* _SET PROBLEM_: Restate the listing below word for word, omitting any images.

* _DATA FOR THIS EXERCISE_:

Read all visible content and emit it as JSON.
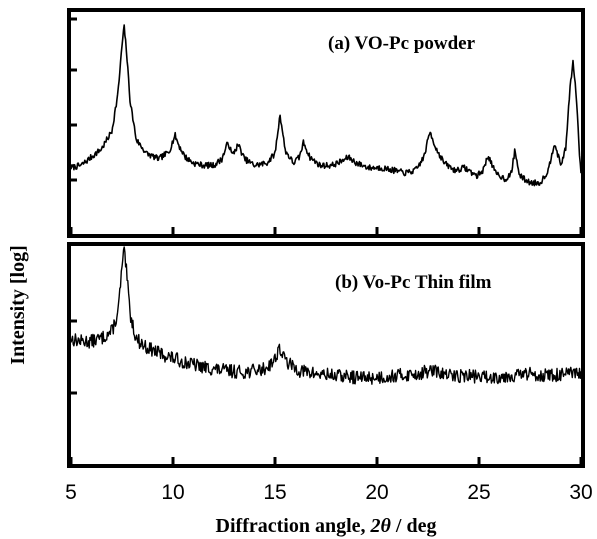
{
  "chart_data": [
    {
      "type": "line",
      "panel_label": "(a) VO-Pc powder",
      "legend_position": "top-right",
      "xlim": [
        5,
        30
      ],
      "yscale": "log",
      "grid": false,
      "series": [
        {
          "x": [
            5,
            5.5,
            6,
            6.5,
            7,
            7.3,
            7.5,
            7.6,
            7.7,
            7.9,
            8.2,
            8.7,
            9.3,
            9.8,
            10.1,
            10.3,
            10.6,
            11.0,
            11.5,
            12.0,
            12.4,
            12.7,
            12.9,
            13.2,
            13.5,
            14.0,
            14.6,
            15.0,
            15.25,
            15.5,
            15.9,
            16.2,
            16.4,
            16.7,
            17.2,
            17.8,
            18.3,
            18.6,
            19.0,
            19.6,
            20.2,
            20.8,
            21.4,
            21.9,
            22.3,
            22.6,
            22.9,
            23.3,
            23.8,
            24.3,
            24.9,
            25.2,
            25.45,
            25.8,
            26.3,
            26.6,
            26.75,
            27.0,
            27.5,
            28.0,
            28.4,
            28.7,
            29.0,
            29.25,
            29.45,
            29.6,
            29.75,
            29.9,
            30.0
          ],
          "y": [
            0.15,
            0.16,
            0.2,
            0.25,
            0.4,
            1.1,
            4.0,
            6.8,
            4.0,
            0.9,
            0.32,
            0.22,
            0.19,
            0.23,
            0.36,
            0.27,
            0.2,
            0.17,
            0.16,
            0.16,
            0.19,
            0.3,
            0.21,
            0.28,
            0.19,
            0.16,
            0.17,
            0.22,
            0.63,
            0.24,
            0.17,
            0.2,
            0.3,
            0.2,
            0.16,
            0.16,
            0.18,
            0.2,
            0.17,
            0.15,
            0.15,
            0.14,
            0.13,
            0.14,
            0.2,
            0.4,
            0.25,
            0.17,
            0.14,
            0.15,
            0.12,
            0.14,
            0.21,
            0.13,
            0.11,
            0.13,
            0.24,
            0.12,
            0.1,
            0.1,
            0.14,
            0.3,
            0.16,
            0.25,
            1.2,
            2.6,
            1.2,
            0.28,
            0.12
          ]
        }
      ]
    },
    {
      "type": "line",
      "panel_label": "(b) Vo-Pc Thin film",
      "legend_position": "top-right",
      "xlim": [
        5,
        30
      ],
      "yscale": "log",
      "grid": false,
      "series": [
        {
          "x": [
            5,
            5.5,
            6,
            6.5,
            7,
            7.3,
            7.5,
            7.6,
            7.7,
            7.9,
            8.2,
            8.7,
            9.5,
            10.5,
            11.5,
            12.5,
            13.5,
            14.5,
            15.0,
            15.2,
            15.4,
            15.7,
            16.2,
            17.0,
            18.0,
            19.0,
            20.0,
            21.0,
            22.0,
            22.7,
            23.5,
            24.5,
            25.5,
            26.5,
            27.5,
            28.5,
            29.5,
            30.0
          ],
          "y": [
            0.55,
            0.52,
            0.52,
            0.56,
            0.66,
            1.0,
            3.0,
            4.5,
            3.0,
            1.0,
            0.55,
            0.45,
            0.38,
            0.32,
            0.28,
            0.26,
            0.25,
            0.27,
            0.34,
            0.45,
            0.36,
            0.3,
            0.26,
            0.24,
            0.23,
            0.22,
            0.22,
            0.23,
            0.24,
            0.26,
            0.23,
            0.23,
            0.22,
            0.23,
            0.24,
            0.23,
            0.24,
            0.24
          ]
        }
      ]
    }
  ],
  "xaxis": {
    "ticks": [
      "5",
      "10",
      "15",
      "20",
      "25",
      "30"
    ],
    "label_prefix": "Diffraction angle, ",
    "label_symbol": "2θ",
    "label_suffix": " / deg"
  },
  "ylabel": "Intensity [log]"
}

* _ANSWER FOR THE TASK_:
Read all visible content and emit it as JSON.
{
  "chart_data": [
    {
      "type": "line",
      "panel_label": "(a) VO-Pc powder",
      "legend_position": "top-right",
      "xlim": [
        5,
        30
      ],
      "yscale": "log",
      "grid": false,
      "series": [
        {
          "x": [
            5,
            5.5,
            6,
            6.5,
            7,
            7.3,
            7.5,
            7.6,
            7.7,
            7.9,
            8.2,
            8.7,
            9.3,
            9.8,
            10.1,
            10.3,
            10.6,
            11.0,
            11.5,
            12.0,
            12.4,
            12.7,
            12.9,
            13.2,
            13.5,
            14.0,
            14.6,
            15.0,
            15.25,
            15.5,
            15.9,
            16.2,
            16.4,
            16.7,
            17.2,
            17.8,
            18.3,
            18.6,
            19.0,
            19.6,
            20.2,
            20.8,
            21.4,
            21.9,
            22.3,
            22.6,
            22.9,
            23.3,
            23.8,
            24.3,
            24.9,
            25.2,
            25.45,
            25.8,
            26.3,
            26.6,
            26.75,
            27.0,
            27.5,
            28.0,
            28.4,
            28.7,
            29.0,
            29.25,
            29.45,
            29.6,
            29.75,
            29.9,
            30.0
          ],
          "y": [
            0.15,
            0.16,
            0.2,
            0.25,
            0.4,
            1.1,
            4.0,
            6.8,
            4.0,
            0.9,
            0.32,
            0.22,
            0.19,
            0.23,
            0.36,
            0.27,
            0.2,
            0.17,
            0.16,
            0.16,
            0.19,
            0.3,
            0.21,
            0.28,
            0.19,
            0.16,
            0.17,
            0.22,
            0.63,
            0.24,
            0.17,
            0.2,
            0.3,
            0.2,
            0.16,
            0.16,
            0.18,
            0.2,
            0.17,
            0.15,
            0.15,
            0.14,
            0.13,
            0.14,
            0.2,
            0.4,
            0.25,
            0.17,
            0.14,
            0.15,
            0.12,
            0.14,
            0.21,
            0.13,
            0.11,
            0.13,
            0.24,
            0.12,
            0.1,
            0.1,
            0.14,
            0.3,
            0.16,
            0.25,
            1.2,
            2.6,
            1.2,
            0.28,
            0.12
          ]
        }
      ]
    },
    {
      "type": "line",
      "panel_label": "(b) Vo-Pc Thin film",
      "legend_position": "top-right",
      "xlim": [
        5,
        30
      ],
      "yscale": "log",
      "grid": false,
      "series": [
        {
          "x": [
            5,
            5.5,
            6,
            6.5,
            7,
            7.3,
            7.5,
            7.6,
            7.7,
            7.9,
            8.2,
            8.7,
            9.5,
            10.5,
            11.5,
            12.5,
            13.5,
            14.5,
            15.0,
            15.2,
            15.4,
            15.7,
            16.2,
            17.0,
            18.0,
            19.0,
            20.0,
            21.0,
            22.0,
            22.7,
            23.5,
            24.5,
            25.5,
            26.5,
            27.5,
            28.5,
            29.5,
            30.0
          ],
          "y": [
            0.55,
            0.52,
            0.52,
            0.56,
            0.66,
            1.0,
            3.0,
            4.5,
            3.0,
            1.0,
            0.55,
            0.45,
            0.38,
            0.32,
            0.28,
            0.26,
            0.25,
            0.27,
            0.34,
            0.45,
            0.36,
            0.3,
            0.26,
            0.24,
            0.23,
            0.22,
            0.22,
            0.23,
            0.24,
            0.26,
            0.23,
            0.23,
            0.22,
            0.23,
            0.24,
            0.23,
            0.24,
            0.24
          ]
        }
      ]
    }
  ],
  "xaxis": {
    "ticks": [
      "5",
      "10",
      "15",
      "20",
      "25",
      "30"
    ],
    "label_prefix": "Diffraction angle, ",
    "label_symbol": "2θ",
    "label_suffix": " / deg"
  },
  "ylabel": "Intensity [log]"
}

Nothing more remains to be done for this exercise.